[Saved data entries]
....

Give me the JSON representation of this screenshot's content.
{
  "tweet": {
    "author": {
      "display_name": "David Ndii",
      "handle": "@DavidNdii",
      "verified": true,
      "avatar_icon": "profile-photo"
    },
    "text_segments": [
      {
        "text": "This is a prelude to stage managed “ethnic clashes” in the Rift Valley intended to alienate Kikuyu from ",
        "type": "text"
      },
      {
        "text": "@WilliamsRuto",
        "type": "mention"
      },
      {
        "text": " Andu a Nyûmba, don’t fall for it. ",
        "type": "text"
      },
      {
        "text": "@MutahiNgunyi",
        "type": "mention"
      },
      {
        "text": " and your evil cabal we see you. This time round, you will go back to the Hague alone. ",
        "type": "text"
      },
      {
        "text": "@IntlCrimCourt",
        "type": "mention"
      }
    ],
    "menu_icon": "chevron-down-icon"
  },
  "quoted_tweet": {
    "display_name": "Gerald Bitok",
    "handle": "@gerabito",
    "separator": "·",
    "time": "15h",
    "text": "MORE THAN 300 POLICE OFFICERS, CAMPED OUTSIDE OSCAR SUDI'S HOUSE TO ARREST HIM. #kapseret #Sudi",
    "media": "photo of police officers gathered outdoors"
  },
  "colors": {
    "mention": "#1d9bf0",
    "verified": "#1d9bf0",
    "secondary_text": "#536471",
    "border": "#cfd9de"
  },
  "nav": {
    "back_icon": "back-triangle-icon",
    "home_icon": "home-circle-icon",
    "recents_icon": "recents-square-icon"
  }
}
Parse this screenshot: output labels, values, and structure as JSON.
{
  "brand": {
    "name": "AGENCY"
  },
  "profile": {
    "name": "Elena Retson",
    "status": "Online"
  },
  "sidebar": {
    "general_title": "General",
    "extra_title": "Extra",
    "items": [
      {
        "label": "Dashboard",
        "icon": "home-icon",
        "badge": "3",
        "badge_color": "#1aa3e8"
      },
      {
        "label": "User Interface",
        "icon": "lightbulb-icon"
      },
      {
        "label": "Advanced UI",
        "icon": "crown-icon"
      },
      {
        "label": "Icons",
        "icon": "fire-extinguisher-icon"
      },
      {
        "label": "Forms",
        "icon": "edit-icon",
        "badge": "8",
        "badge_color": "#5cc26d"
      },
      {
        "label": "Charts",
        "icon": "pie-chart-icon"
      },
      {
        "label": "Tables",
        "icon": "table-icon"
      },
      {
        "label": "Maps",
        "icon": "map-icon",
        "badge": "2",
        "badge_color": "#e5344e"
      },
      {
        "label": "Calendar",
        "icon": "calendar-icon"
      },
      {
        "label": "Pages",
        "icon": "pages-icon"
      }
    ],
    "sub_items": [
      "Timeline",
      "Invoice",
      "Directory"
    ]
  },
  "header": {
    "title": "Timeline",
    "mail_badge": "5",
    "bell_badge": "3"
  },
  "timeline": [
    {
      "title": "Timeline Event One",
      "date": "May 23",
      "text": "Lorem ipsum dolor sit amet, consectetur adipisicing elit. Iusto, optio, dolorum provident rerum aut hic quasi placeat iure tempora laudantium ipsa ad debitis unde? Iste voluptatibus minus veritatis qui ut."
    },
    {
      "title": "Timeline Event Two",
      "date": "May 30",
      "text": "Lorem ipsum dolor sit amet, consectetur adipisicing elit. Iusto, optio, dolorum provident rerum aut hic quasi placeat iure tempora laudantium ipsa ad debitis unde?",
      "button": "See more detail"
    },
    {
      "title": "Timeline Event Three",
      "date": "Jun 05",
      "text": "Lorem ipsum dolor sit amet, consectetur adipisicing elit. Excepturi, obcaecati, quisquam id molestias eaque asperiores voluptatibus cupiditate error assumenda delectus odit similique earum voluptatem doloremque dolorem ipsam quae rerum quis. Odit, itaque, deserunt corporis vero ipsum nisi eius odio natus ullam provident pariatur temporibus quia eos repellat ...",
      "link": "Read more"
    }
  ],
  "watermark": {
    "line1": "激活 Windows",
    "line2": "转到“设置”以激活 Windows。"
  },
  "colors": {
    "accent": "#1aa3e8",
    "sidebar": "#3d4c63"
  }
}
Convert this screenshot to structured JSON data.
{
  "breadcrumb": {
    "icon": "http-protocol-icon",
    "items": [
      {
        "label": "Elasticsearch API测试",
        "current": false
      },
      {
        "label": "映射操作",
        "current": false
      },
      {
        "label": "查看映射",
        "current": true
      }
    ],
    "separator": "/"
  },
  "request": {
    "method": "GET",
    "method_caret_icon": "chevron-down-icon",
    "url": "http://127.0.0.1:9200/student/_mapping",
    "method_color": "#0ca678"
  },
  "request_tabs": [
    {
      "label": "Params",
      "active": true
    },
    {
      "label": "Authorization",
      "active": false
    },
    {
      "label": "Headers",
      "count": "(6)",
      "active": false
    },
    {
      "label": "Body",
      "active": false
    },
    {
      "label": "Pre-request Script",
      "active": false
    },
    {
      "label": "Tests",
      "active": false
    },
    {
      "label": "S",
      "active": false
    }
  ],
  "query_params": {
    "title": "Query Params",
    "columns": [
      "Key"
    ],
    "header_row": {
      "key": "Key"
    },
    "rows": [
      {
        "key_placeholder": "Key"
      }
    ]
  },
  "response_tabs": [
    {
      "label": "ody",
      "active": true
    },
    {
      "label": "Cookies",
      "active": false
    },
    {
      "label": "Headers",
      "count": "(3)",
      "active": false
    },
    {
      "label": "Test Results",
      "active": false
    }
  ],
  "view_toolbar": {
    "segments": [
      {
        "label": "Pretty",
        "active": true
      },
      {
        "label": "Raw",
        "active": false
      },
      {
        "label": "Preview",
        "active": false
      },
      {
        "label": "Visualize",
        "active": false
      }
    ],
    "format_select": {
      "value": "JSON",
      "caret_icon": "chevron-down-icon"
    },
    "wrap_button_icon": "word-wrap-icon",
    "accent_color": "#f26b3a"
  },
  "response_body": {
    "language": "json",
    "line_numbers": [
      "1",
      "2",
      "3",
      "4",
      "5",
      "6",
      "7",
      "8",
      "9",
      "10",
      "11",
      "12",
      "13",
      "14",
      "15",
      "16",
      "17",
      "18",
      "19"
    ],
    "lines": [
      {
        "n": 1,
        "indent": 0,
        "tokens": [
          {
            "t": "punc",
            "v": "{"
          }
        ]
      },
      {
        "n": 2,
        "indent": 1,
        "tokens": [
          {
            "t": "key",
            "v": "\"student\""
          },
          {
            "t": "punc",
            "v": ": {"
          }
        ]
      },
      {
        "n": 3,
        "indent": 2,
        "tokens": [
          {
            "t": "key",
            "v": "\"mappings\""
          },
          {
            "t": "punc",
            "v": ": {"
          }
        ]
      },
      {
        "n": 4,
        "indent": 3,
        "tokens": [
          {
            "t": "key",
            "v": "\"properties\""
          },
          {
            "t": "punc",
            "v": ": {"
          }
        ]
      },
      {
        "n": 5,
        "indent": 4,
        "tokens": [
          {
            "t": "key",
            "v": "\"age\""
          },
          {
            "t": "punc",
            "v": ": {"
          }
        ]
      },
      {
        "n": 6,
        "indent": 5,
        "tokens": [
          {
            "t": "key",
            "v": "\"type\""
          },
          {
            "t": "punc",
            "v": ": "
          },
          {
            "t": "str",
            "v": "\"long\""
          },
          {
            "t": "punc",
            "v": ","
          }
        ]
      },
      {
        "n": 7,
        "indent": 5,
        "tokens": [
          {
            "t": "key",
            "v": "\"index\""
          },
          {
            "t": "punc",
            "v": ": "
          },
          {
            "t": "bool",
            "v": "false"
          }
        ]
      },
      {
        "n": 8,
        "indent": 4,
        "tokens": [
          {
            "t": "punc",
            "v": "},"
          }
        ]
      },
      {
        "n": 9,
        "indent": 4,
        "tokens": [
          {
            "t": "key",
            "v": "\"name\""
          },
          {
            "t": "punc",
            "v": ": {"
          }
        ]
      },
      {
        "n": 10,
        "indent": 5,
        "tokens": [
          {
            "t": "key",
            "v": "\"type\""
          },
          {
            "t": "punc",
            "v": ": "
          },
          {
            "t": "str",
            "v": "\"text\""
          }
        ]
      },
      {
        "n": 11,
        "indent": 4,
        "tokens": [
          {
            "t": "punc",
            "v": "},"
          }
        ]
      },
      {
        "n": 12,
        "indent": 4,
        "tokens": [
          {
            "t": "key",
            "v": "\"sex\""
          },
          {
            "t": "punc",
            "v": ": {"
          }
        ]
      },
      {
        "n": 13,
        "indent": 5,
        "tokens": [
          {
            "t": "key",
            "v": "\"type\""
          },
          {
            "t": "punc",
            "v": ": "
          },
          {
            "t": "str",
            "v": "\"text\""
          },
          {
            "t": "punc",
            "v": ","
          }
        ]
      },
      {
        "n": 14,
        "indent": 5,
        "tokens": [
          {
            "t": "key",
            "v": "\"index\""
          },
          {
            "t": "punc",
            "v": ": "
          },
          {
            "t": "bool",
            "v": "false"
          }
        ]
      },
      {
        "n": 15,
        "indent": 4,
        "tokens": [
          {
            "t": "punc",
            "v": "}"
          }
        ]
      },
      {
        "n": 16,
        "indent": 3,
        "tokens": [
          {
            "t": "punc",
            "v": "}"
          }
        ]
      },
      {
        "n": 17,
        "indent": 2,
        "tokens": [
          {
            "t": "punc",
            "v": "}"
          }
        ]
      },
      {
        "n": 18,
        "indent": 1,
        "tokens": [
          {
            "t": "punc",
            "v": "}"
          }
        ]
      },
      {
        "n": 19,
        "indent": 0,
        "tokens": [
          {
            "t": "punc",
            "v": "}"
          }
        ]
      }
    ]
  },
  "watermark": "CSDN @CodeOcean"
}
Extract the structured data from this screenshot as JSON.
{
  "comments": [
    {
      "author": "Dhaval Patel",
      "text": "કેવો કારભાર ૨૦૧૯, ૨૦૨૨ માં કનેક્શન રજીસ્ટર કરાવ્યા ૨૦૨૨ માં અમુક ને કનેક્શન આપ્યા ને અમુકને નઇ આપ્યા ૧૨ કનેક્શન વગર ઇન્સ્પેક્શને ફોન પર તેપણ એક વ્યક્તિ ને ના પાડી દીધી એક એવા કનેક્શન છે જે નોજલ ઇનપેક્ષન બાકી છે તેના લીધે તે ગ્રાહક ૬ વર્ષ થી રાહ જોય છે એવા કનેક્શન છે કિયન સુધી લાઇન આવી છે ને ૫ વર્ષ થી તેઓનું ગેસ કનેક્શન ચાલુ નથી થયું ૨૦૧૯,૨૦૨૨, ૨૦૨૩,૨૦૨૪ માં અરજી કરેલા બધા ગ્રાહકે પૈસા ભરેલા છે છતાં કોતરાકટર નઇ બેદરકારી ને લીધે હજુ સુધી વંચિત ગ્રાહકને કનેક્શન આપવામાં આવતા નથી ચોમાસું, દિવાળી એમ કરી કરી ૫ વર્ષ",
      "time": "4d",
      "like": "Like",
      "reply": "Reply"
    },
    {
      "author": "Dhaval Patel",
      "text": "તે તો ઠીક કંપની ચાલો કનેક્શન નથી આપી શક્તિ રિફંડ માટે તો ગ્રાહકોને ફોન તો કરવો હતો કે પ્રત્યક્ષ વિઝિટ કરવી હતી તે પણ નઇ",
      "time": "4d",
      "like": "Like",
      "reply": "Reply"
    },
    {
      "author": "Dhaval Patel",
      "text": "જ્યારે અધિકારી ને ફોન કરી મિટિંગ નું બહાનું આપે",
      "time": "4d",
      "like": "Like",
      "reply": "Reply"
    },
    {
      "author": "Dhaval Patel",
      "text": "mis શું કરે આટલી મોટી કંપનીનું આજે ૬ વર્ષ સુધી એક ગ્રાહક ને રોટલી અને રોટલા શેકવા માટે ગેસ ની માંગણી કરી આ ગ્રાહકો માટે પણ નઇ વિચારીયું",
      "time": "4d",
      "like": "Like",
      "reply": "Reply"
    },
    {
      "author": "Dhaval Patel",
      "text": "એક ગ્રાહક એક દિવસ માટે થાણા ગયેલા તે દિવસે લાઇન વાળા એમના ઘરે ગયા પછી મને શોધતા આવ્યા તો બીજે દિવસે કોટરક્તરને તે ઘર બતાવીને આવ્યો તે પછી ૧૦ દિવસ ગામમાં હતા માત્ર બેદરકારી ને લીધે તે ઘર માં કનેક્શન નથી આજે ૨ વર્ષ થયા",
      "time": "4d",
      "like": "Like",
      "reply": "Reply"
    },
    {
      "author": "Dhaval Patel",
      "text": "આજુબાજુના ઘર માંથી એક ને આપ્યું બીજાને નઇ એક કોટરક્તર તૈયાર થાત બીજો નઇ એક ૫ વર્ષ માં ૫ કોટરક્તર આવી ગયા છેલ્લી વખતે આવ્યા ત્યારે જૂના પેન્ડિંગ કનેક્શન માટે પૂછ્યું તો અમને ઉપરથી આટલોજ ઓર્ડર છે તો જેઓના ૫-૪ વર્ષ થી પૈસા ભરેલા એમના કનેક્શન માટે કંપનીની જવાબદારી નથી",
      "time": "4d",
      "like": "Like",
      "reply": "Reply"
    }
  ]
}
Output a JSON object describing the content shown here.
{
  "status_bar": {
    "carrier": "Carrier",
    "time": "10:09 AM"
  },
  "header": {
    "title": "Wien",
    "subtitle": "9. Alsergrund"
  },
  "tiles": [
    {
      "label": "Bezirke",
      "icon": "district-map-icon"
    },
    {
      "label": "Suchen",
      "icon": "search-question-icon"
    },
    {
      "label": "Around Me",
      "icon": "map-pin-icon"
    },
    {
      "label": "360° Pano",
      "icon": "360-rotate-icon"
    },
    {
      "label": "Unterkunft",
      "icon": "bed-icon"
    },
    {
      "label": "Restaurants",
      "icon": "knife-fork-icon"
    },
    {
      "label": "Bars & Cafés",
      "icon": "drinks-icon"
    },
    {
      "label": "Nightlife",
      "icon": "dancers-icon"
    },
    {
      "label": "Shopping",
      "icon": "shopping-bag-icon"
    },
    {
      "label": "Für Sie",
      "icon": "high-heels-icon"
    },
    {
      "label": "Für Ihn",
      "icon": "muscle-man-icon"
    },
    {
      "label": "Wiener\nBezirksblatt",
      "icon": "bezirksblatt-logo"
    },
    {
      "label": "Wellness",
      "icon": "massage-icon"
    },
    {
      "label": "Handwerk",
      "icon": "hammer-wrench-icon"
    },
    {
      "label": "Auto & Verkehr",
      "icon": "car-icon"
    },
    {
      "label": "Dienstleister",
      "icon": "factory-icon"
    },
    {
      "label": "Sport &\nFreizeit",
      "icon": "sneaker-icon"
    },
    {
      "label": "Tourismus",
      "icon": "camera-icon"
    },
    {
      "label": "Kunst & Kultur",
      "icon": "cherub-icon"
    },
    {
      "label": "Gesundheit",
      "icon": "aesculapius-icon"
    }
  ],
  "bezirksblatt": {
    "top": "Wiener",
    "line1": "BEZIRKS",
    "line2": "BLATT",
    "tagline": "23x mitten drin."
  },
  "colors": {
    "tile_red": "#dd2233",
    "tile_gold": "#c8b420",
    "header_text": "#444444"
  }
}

....

> WHAT IS REQUIRED
Count how many lines above carry the word "from". Only the number is required.

> ANSWER IN FULL
2